> **Exercise description**: Please transcribe the following records in full, exactly as given.
** Opening Exercise inputs block **
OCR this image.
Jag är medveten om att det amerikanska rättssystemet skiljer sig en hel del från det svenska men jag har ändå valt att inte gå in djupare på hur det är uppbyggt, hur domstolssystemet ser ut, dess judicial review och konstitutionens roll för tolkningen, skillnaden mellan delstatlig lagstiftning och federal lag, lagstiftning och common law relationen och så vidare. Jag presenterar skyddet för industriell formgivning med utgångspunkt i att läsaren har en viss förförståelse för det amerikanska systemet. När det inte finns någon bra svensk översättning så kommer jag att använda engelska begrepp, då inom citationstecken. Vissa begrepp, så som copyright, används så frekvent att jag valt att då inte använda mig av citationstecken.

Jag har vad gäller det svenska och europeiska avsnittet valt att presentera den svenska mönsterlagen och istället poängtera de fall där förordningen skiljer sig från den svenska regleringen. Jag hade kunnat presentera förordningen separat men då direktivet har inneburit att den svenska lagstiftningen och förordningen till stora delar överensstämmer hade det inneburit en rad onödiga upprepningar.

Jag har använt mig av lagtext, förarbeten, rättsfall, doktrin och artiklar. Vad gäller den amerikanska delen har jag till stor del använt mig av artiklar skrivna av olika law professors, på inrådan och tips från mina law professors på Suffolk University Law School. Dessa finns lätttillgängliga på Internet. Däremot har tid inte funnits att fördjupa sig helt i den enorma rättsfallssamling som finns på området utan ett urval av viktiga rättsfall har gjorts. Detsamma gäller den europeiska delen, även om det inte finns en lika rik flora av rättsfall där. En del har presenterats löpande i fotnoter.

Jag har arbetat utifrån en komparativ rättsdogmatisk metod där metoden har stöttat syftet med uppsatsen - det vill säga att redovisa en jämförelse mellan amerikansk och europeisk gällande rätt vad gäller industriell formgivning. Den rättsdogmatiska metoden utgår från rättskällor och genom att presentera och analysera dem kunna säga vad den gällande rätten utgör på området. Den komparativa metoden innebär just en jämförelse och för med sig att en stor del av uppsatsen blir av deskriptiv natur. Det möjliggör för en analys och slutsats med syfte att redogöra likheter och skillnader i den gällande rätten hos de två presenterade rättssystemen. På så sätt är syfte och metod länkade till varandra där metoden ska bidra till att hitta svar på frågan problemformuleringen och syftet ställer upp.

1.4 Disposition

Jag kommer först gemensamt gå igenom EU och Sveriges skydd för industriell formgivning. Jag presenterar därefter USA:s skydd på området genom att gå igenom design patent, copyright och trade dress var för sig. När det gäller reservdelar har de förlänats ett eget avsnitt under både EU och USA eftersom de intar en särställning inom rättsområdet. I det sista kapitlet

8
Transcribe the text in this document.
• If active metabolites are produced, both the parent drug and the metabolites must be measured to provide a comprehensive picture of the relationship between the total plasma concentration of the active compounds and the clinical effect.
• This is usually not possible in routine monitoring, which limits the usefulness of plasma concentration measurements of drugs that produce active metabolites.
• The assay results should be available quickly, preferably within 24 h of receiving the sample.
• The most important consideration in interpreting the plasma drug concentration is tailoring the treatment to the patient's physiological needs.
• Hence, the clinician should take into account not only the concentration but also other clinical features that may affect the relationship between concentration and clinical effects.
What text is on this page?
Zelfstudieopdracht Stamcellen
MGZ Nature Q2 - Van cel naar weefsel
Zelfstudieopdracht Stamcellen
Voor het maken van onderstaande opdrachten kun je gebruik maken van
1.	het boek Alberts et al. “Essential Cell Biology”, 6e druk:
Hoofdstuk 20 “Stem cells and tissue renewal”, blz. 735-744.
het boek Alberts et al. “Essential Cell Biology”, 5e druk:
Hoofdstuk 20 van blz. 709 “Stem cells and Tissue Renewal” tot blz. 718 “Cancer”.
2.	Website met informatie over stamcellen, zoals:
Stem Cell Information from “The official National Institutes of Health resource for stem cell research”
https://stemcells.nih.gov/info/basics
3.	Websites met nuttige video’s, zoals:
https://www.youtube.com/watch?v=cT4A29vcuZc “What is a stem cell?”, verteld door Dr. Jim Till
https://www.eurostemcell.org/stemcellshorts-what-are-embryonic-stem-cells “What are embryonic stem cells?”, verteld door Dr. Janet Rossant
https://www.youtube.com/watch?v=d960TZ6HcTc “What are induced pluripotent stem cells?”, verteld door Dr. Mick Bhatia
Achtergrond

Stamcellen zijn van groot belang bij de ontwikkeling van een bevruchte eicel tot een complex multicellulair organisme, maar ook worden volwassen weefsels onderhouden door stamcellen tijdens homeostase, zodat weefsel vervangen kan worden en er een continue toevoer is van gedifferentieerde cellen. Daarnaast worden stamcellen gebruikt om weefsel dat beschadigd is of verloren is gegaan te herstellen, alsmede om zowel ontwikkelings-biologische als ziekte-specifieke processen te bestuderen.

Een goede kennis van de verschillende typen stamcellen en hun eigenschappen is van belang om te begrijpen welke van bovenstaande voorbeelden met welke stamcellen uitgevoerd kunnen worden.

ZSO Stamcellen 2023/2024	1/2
** Closing Exercise inputs block **
> **Written answer**:
OCR this image.
Jag är medveten om att det amerikanska rättssystemet skiljer sig en hel del från det svenska men jag har ändå valt att inte gå in djupare på hur det är uppbyggt, hur domstolssystemet ser ut, dess judicial review och konstitutionens roll för tolkningen, skillnaden mellan delstatlig lagstiftning och federal lag, lagstiftning och common law relationen och så vidare. Jag presenterar skyddet för industriell formgivning med utgångspunkt i att läsaren har en viss förförståelse för det amerikanska systemet. När det inte finns någon bra svensk översättning så kommer jag att använda engelska begrepp, då inom citationstecken. Vissa begrepp, så som copyright, används så frekvent att jag valt att då inte använda mig av citationstecken.

Jag har vad gäller det svenska och europeiska avsnittet valt att presentera den svenska mönsterlagen och istället poängtera de fall där förordningen skiljer sig från den svenska regleringen. Jag hade kunnat presentera förordningen separat men då direktivet har inneburit att den svenska lagstiftningen och förordningen till stora delar överensstämmer hade det inneburit en rad onödiga upprepningar.

Jag har använt mig av lagtext, förarbeten, rättsfall, doktrin och artiklar. Vad gäller den amerikanska delen har jag till stor del använt mig av artiklar skrivna av olika law professors, på inrådan och tips från mina law professors på Suffolk University Law School. Dessa finns lätttillgängliga på Internet. Däremot har tid inte funnits att fördjupa sig helt i den enorma rättsfallssamling som finns på området utan ett urval av viktiga rättsfall har gjorts. Detsamma gäller den europeiska delen, även om det inte finns en lika rik flora av rättsfall där. En del har presenterats löpande i fotnoter.

Jag har arbetat utifrån en komparativ rättsdogmatisk metod där metoden har stöttat syftet med uppsatsen - det vill säga att redovisa en jämförelse mellan amerikansk och europeisk gällande rätt vad gäller industriell formgivning. Den rättsdogmatiska metoden utgår från rättskällor och genom att presentera och analysera dem kunna säga vad den gällande rätten utgör på området. Den komparativa metoden innebär just en jämförelse och för med sig att en stor del av uppsatsen blir av deskriptiv natur. Det möjliggör för en analys och slutsats med syfte att redogöra likheter och skillnader i den gällande rätten hos de två presenterade rättssystemen. På så sätt är syfte och metod länkade till varandra där metoden ska bidra till att hitta svar på frågan problemformuleringen och syftet ställer upp.

1.4 Disposition

Jag kommer först gemensamt gå igenom EU och Sveriges skydd för industriell formgivning. Jag presenterar därefter USA:s skydd på området genom att gå igenom design patent, copyright och trade dress var för sig. När det gäller reservdelar har de förlänats ett eget avsnitt under både EU och USA eftersom de intar en särställning inom rättsområdet. I det sista kapitlet

8
Transcribe the text in this document.
• If active metabolites are produced, both the parent drug and the metabolites must be measured to provide a comprehensive picture of the relationship between the total plasma concentration of the active compounds and the clinical effect.
• This is usually not possible in routine monitoring, which limits the usefulness of plasma concentration measurements of drugs that produce active metabolites.
• The assay results should be available quickly, preferably within 24 h of receiving the sample.
• The most important consideration in interpreting the plasma drug concentration is tailoring the treatment to the patient's physiological needs.
• Hence, the clinician should take into account not only the concentration but also other clinical features that may affect the relationship between concentration and clinical effects.
What text is on this page?
Zelfstudieopdracht Stamcellen
MGZ Nature Q2 - Van cel naar weefsel
Zelfstudieopdracht Stamcellen
Voor het maken van onderstaande opdrachten kun je gebruik maken van
1.	het boek Alberts et al. “Essential Cell Biology”, 6e druk:
Hoofdstuk 20 “Stem cells and tissue renewal”, blz. 735-744.
het boek Alberts et al. “Essential Cell Biology”, 5e druk:
Hoofdstuk 20 van blz. 709 “Stem cells and Tissue Renewal” tot blz. 718 “Cancer”.
2.	Website met informatie over stamcellen, zoals:
Stem Cell Information from “The official National Institutes of Health resource for stem cell research”
https://stemcells.nih.gov/info/basics
3.	Websites met nuttige video’s, zoals:
https://www.youtube.com/watch?v=cT4A29vcuZc “What is a stem cell?”, verteld door Dr. Jim Till
https://www.eurostemcell.org/stemcellshorts-what-are-embryonic-stem-cells “What are embryonic stem cells?”, verteld door Dr. Janet Rossant
https://www.youtube.com/watch?v=d960TZ6HcTc “What are induced pluripotent stem cells?”, verteld door Dr. Mick Bhatia
Achtergrond

Stamcellen zijn van groot belang bij de ontwikkeling van een bevruchte eicel tot een complex multicellulair organisme, maar ook worden volwassen weefsels onderhouden door stamcellen tijdens homeostase, zodat weefsel vervangen kan worden en er een continue toevoer is van gedifferentieerde cellen. Daarnaast worden stamcellen gebruikt om weefsel dat beschadigd is of verloren is gegaan te herstellen, alsmede om zowel ontwikkelings-biologische als ziekte-specifieke processen te bestuderen.

Een goede kennis van de verschillende typen stamcellen en hun eigenschappen is van belang om te begrijpen welke van bovenstaande voorbeelden met welke stamcellen uitgevoerd kunnen worden.

ZSO Stamcellen 2023/2024	1/2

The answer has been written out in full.